§ Instruction
Return the listing word for word, as given.

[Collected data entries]
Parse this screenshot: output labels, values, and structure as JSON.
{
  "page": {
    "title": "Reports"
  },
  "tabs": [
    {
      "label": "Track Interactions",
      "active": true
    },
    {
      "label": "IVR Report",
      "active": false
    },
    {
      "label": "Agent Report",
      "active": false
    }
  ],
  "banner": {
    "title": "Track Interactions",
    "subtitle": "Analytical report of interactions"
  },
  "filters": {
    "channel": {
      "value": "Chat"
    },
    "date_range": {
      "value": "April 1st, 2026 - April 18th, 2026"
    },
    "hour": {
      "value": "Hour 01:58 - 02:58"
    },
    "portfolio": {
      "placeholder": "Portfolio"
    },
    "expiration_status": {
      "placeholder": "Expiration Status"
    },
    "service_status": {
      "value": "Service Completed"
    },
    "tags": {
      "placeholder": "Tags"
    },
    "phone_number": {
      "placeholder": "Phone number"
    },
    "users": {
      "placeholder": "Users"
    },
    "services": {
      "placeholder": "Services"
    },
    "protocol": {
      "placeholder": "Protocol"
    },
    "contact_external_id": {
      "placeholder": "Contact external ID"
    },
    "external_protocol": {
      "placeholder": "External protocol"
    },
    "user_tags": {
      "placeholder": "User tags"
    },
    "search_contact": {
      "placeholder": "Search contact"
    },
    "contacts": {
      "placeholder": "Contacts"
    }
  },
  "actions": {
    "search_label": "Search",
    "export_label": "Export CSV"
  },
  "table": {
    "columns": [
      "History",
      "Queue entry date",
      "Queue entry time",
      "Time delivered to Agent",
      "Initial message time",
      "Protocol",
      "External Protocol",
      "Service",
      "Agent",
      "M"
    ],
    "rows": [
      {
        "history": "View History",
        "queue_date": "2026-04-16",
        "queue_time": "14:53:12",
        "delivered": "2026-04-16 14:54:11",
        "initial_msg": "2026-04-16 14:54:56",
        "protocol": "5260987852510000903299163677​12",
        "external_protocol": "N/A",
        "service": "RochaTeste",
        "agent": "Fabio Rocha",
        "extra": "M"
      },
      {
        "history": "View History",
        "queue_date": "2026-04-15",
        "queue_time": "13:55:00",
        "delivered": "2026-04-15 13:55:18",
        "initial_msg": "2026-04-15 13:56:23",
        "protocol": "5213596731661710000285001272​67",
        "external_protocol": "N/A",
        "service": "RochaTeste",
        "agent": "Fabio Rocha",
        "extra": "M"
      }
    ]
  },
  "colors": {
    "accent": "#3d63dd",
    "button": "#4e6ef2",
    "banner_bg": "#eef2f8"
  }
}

§ Final answer
Parse this screenshot: output labels, values, and structure as JSON.
{
  "page": {
    "title": "Reports"
  },
  "tabs": [
    {
      "label": "Track Interactions",
      "active": true
    },
    {
      "label": "IVR Report",
      "active": false
    },
    {
      "label": "Agent Report",
      "active": false
    }
  ],
  "banner": {
    "title": "Track Interactions",
    "subtitle": "Analytical report of interactions"
  },
  "filters": {
    "channel": {
      "value": "Chat"
    },
    "date_range": {
      "value": "April 1st, 2026 - April 18th, 2026"
    },
    "hour": {
      "value": "Hour 01:58 - 02:58"
    },
    "portfolio": {
      "placeholder": "Portfolio"
    },
    "expiration_status": {
      "placeholder": "Expiration Status"
    },
    "service_status": {
      "value": "Service Completed"
    },
    "tags": {
      "placeholder": "Tags"
    },
    "phone_number": {
      "placeholder": "Phone number"
    },
    "users": {
      "placeholder": "Users"
    },
    "services": {
      "placeholder": "Services"
    },
    "protocol": {
      "placeholder": "Protocol"
    },
    "contact_external_id": {
      "placeholder": "Contact external ID"
    },
    "external_protocol": {
      "placeholder": "External protocol"
    },
    "user_tags": {
      "placeholder": "User tags"
    },
    "search_contact": {
      "placeholder": "Search contact"
    },
    "contacts": {
      "placeholder": "Contacts"
    }
  },
  "actions": {
    "search_label": "Search",
    "export_label": "Export CSV"
  },
  "table": {
    "columns": [
      "History",
      "Queue entry date",
      "Queue entry time",
      "Time delivered to Agent",
      "Initial message time",
      "Protocol",
      "External Protocol",
      "Service",
      "Agent",
      "M"
    ],
    "rows": [
      {
        "history": "View History",
        "queue_date": "2026-04-16",
        "queue_time": "14:53:12",
        "delivered": "2026-04-16 14:54:11",
        "initial_msg": "2026-04-16 14:54:56",
        "protocol": "5260987852510000903299163677​12",
        "external_protocol": "N/A",
        "service": "RochaTeste",
        "agent": "Fabio Rocha",
        "extra": "M"
      },
      {
        "history": "View History",
        "queue_date": "2026-04-15",
        "queue_time": "13:55:00",
        "delivered": "2026-04-15 13:55:18",
        "initial_msg": "2026-04-15 13:56:23",
        "protocol": "5213596731661710000285001272​67",
        "external_protocol": "N/A",
        "service": "RochaTeste",
        "agent": "Fabio Rocha",
        "extra": "M"
      }
    ]
  },
  "colors": {
    "accent": "#3d63dd",
    "button": "#4e6ef2",
    "banner_bg": "#eef2f8"
  }
}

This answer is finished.